====== Selected text ======

Cross-axis hub

Pick your site type — we map it to the CMS that fits

Blog. Corporate site. Online store. Portfolio. Newsroom. The right CMS depends on what you are building, not on which platform we sell.

Most agencies push the CMS they specialize in for every project. We do not. The page below is a map of site types (blog, ecommerce, corporate, media, portfolio, landing, LMS, marketplace, affiliate) crossed with the CMS that fits each one best.

Pick your site type, see which CMS we recommend for it, and read the dedicated landing page that explains why. The recommendation is honest: if WordPress is the right call for your project, that is what we will say. If your situation needs Drupal or Magento or OpenCart, we will route you there even when WordPress would be easier work for us.

How to use this page

Each card below represents one site type. Inside the card is a list of "[CMS] for [site type]" landings, each one explaining when that combination fits. Open the card that matches your project and pick the CMS that matches your constraints (budget, deadline, team size, content volume, integrations).

If your situation does not fit any of the cards cleanly, that is useful information. It usually means the project needs a custom build rather than a standard package, or that you are early enough that the CMS choice is not the bottleneck. Either way, send us a brief through the form below and we will help you figure out where it fits.

Why we built this map

CMS-choice is one of the most consequential decisions in a web project. Pick the wrong platform and you will fight it for years: hosting limits, plugin gaps, hiring difficulty, design rigidity. Pick the right one and most of those problems disappear. But the marketing around CMS choice is dominated by people who have a horse in the race — Shopify pushing Shopify, WordPress agencies pushing WordPress, Webflow influencers pushing Webflow.

This page is our attempt at a neutral resource. We support four CMSes and we are honest about which one fits each project type. When none of our four is the answer (a SaaS marketing site that should be on Webflow, a newsletter business that belongs on Substack), we will say so and route you to a specialist for that platform.

B2B

Wholesale and B2B stores with bulk pricing, customer-group catalogs, quote requests, and account-based ordering.

Blog

Best CMS for a blog from a four-CMS agency: WordPress for 95% of cases, Ghost for newsletter writers. When each wins, what we install, what it costs.

Corporate site

Best CMS for a corporate website, picked from the four we ship deeply: WordPress, Drupal, Magento, OpenCart. When each fits, what it costs, what catches generalist agencies out.

Government

Public-sector sites where accessibility, security, and structured multilingual content matter most.

Nonprofit

Nonprofit organisation, charity, NGO, foundation websites with donation flows, volunteer management, grant reporting.

======

> **Action item**
From the cross-axis hub page, list every constraint a reader should match the CMS against when picking one inside a card.

====== Provided data ======

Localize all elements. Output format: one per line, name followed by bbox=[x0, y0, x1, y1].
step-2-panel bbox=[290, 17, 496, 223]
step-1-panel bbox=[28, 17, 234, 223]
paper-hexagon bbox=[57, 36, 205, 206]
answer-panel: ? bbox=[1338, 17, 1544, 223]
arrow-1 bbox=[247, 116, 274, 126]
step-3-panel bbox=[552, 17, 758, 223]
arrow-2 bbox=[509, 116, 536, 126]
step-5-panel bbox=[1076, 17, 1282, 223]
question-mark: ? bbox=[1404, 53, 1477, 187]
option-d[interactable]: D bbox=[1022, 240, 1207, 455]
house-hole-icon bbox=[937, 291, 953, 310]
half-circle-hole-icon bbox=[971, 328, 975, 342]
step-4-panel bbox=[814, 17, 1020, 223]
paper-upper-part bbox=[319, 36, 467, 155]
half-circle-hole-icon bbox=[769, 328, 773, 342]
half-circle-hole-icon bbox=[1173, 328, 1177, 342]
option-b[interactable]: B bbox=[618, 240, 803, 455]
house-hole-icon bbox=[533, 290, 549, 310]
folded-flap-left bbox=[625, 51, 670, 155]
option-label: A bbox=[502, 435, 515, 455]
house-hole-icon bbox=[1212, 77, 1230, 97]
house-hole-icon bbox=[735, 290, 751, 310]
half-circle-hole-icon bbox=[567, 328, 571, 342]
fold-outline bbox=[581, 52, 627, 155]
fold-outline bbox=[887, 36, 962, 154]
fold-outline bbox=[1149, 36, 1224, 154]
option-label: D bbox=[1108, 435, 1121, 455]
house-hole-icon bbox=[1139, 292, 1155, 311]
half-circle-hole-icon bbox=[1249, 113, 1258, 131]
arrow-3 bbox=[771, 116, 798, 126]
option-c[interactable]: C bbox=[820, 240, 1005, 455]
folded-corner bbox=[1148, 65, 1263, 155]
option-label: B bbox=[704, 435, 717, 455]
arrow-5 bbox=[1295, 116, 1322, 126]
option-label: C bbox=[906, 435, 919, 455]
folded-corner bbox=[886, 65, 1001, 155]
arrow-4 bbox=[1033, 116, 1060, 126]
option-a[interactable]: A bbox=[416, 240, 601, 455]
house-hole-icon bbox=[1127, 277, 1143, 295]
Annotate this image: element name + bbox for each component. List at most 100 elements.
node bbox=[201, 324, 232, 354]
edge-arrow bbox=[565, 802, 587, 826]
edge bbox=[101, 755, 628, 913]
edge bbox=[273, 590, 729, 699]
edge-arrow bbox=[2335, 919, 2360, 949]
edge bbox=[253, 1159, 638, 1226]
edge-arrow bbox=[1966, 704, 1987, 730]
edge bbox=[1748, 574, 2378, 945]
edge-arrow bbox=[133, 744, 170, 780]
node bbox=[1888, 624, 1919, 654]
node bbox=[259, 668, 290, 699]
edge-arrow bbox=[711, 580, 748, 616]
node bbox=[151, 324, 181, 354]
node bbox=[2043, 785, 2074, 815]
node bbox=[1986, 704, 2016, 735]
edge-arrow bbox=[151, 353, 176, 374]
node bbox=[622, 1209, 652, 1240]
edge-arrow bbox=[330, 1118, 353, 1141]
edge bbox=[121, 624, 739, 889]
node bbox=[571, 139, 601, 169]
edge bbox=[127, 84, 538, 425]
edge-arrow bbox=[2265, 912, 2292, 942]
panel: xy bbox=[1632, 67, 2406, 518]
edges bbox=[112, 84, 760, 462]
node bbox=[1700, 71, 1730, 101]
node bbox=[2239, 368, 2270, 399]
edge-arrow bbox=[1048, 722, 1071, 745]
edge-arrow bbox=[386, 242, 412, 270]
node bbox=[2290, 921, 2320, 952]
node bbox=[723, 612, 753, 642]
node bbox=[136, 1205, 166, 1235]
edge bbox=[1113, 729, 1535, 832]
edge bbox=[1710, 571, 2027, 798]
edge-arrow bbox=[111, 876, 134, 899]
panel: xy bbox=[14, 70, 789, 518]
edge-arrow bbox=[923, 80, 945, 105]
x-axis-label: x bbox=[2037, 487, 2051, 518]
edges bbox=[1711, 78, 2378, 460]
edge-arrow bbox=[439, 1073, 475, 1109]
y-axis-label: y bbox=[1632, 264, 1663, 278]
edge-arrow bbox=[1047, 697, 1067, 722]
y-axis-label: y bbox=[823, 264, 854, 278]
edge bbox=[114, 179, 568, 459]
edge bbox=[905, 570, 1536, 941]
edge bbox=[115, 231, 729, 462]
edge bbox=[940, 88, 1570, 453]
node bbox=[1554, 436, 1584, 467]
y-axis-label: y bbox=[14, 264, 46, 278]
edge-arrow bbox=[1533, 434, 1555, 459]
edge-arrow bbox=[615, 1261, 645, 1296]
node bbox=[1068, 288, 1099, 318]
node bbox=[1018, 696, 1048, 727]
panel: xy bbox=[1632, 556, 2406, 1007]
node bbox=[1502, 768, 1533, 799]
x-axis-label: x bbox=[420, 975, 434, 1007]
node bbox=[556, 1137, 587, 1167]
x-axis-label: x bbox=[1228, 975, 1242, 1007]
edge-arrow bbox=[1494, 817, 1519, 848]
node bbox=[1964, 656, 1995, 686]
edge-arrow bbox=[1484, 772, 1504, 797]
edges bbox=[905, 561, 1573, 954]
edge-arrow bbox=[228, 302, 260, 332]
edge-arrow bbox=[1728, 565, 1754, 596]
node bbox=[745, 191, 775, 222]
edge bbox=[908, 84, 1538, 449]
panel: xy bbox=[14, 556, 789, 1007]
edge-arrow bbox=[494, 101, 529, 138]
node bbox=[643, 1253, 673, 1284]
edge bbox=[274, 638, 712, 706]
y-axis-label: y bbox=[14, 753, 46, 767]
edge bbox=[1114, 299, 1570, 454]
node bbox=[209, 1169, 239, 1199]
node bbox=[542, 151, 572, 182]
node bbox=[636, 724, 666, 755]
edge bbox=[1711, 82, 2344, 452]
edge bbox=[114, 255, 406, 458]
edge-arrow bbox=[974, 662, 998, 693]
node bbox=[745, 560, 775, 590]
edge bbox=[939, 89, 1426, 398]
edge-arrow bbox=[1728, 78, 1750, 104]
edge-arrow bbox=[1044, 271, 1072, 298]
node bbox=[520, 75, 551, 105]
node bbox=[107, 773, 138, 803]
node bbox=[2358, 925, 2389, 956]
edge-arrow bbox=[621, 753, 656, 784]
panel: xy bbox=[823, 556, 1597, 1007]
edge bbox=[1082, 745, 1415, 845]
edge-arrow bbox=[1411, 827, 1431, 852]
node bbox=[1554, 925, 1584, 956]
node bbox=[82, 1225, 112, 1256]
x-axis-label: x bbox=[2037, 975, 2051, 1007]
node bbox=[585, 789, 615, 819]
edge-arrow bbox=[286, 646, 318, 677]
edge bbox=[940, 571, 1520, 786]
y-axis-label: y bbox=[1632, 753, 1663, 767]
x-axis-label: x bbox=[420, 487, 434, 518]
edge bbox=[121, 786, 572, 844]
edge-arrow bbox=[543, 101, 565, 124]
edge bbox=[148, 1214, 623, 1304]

======

> **Your solution**
Budget, deadline, team size, content volume, integrations